Filter these entries so that only lines with the word "fluidos" remain.

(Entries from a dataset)
──────────────────────────────
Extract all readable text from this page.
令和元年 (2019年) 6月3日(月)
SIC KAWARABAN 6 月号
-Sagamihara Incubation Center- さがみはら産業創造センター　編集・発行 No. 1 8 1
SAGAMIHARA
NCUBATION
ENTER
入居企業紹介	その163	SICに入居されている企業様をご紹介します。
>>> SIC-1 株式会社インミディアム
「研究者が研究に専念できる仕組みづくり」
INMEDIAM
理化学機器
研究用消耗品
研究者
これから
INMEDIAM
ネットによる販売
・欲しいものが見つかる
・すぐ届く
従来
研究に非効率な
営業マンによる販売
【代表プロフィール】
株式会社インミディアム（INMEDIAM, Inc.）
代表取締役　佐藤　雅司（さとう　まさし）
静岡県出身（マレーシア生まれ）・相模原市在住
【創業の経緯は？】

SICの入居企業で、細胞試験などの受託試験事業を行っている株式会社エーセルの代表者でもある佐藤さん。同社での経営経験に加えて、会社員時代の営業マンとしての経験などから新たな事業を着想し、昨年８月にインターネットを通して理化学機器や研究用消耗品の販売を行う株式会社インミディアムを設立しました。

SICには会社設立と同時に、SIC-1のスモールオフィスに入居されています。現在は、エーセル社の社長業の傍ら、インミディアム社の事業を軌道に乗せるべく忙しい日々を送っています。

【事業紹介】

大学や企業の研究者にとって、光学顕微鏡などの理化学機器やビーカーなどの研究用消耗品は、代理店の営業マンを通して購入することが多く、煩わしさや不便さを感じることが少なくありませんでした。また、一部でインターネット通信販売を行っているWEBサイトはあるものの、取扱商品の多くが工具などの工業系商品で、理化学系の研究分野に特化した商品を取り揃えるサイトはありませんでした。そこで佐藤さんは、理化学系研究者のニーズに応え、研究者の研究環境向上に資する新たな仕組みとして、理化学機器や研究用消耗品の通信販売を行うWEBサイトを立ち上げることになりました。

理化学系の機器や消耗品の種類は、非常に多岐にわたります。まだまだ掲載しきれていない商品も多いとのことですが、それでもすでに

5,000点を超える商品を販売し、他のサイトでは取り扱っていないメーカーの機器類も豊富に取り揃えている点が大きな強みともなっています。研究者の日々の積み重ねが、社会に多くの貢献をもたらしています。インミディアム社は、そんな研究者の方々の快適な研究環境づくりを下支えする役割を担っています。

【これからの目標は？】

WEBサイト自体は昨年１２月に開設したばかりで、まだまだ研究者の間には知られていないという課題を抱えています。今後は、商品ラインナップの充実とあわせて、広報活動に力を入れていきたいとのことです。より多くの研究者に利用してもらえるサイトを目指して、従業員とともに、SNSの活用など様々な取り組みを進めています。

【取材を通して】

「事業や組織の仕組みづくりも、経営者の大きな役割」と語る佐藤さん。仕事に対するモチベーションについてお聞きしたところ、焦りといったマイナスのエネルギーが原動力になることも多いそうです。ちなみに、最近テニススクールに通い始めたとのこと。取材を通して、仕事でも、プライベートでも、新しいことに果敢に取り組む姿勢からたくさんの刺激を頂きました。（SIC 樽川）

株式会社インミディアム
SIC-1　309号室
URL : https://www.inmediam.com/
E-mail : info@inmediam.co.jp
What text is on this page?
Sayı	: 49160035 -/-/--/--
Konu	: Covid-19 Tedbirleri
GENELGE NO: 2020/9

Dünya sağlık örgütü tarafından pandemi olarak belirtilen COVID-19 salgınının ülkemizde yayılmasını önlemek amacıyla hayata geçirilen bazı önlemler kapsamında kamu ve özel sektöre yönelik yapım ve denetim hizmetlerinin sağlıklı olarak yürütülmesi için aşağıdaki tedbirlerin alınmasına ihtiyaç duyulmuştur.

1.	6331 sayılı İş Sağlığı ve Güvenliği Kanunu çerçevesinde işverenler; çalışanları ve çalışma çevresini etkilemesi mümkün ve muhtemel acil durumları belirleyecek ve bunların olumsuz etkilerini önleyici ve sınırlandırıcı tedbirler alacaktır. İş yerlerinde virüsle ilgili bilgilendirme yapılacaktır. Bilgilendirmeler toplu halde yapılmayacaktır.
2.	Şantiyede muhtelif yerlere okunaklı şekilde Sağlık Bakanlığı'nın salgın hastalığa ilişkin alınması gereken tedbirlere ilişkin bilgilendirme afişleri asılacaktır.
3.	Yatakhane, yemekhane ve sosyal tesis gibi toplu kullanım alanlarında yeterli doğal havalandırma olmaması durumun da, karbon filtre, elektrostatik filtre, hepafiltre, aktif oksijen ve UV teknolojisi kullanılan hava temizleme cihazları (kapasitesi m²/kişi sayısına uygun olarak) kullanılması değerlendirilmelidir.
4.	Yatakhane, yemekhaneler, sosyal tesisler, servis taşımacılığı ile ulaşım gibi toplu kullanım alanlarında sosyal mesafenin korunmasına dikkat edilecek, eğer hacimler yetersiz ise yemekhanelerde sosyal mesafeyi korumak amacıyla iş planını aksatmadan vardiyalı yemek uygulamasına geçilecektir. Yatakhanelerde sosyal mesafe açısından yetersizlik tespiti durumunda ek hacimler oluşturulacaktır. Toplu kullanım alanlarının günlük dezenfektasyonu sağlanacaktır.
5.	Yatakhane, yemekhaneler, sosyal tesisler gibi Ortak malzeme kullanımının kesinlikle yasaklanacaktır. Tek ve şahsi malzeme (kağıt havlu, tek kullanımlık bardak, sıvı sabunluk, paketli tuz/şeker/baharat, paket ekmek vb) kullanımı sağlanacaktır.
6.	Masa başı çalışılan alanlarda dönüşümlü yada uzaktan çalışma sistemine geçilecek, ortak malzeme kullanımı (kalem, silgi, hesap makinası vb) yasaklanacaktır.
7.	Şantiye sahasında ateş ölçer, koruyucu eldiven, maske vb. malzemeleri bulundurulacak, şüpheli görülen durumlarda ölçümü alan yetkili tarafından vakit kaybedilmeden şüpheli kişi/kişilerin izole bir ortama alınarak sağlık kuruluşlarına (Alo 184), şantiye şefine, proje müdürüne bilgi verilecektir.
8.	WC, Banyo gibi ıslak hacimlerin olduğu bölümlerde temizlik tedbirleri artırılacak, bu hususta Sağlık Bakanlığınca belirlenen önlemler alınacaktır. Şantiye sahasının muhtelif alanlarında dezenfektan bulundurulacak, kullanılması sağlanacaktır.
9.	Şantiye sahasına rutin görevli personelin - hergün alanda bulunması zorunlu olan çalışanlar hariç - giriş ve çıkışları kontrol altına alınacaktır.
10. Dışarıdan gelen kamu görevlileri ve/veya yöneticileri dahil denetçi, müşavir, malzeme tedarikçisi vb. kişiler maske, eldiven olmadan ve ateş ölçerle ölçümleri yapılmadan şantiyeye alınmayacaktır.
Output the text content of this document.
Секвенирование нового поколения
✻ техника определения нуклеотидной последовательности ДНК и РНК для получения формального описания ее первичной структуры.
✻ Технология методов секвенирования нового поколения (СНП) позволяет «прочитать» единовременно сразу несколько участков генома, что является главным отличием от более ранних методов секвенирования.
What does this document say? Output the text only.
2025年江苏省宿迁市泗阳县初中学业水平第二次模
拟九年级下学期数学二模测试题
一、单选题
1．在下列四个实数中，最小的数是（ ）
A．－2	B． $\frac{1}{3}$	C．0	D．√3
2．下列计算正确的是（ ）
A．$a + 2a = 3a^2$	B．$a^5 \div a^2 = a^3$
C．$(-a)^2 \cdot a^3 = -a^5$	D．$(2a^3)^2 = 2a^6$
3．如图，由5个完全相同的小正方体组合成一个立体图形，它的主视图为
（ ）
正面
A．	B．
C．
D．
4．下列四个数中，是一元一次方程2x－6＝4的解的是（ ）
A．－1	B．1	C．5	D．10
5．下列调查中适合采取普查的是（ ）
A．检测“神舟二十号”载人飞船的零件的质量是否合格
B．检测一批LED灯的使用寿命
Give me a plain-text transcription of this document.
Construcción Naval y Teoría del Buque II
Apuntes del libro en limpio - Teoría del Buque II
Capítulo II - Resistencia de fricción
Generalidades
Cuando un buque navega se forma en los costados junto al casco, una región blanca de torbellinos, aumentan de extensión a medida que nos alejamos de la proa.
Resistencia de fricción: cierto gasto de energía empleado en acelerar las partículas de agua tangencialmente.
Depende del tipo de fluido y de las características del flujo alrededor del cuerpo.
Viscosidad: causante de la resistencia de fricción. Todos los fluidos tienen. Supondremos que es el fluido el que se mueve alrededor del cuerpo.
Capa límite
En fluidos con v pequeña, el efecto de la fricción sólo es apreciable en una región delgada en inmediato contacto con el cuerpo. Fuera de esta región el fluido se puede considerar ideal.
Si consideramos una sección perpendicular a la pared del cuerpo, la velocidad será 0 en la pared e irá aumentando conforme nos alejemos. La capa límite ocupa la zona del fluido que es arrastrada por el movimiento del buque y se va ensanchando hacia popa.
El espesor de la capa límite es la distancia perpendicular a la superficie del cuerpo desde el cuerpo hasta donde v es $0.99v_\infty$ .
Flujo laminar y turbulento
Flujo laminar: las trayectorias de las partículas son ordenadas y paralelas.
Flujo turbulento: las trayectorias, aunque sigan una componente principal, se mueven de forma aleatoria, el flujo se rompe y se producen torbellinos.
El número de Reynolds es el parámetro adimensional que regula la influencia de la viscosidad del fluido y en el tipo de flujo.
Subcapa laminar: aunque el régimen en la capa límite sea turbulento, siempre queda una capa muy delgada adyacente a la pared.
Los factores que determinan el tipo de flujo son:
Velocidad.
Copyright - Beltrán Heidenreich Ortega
──────────────────────────────
**THE REPLY**
Viscosidad: causante de la resistencia de fricción. Todos los fluidos tienen. Supondremos que es el fluido el que se mueve alrededor del cuerpo.
En fluidos con v pequeña, el efecto de la fricción sólo es apreciable en una región delgada en inmediato contacto con el cuerpo. Fuera de esta región el fluido se puede considerar ideal.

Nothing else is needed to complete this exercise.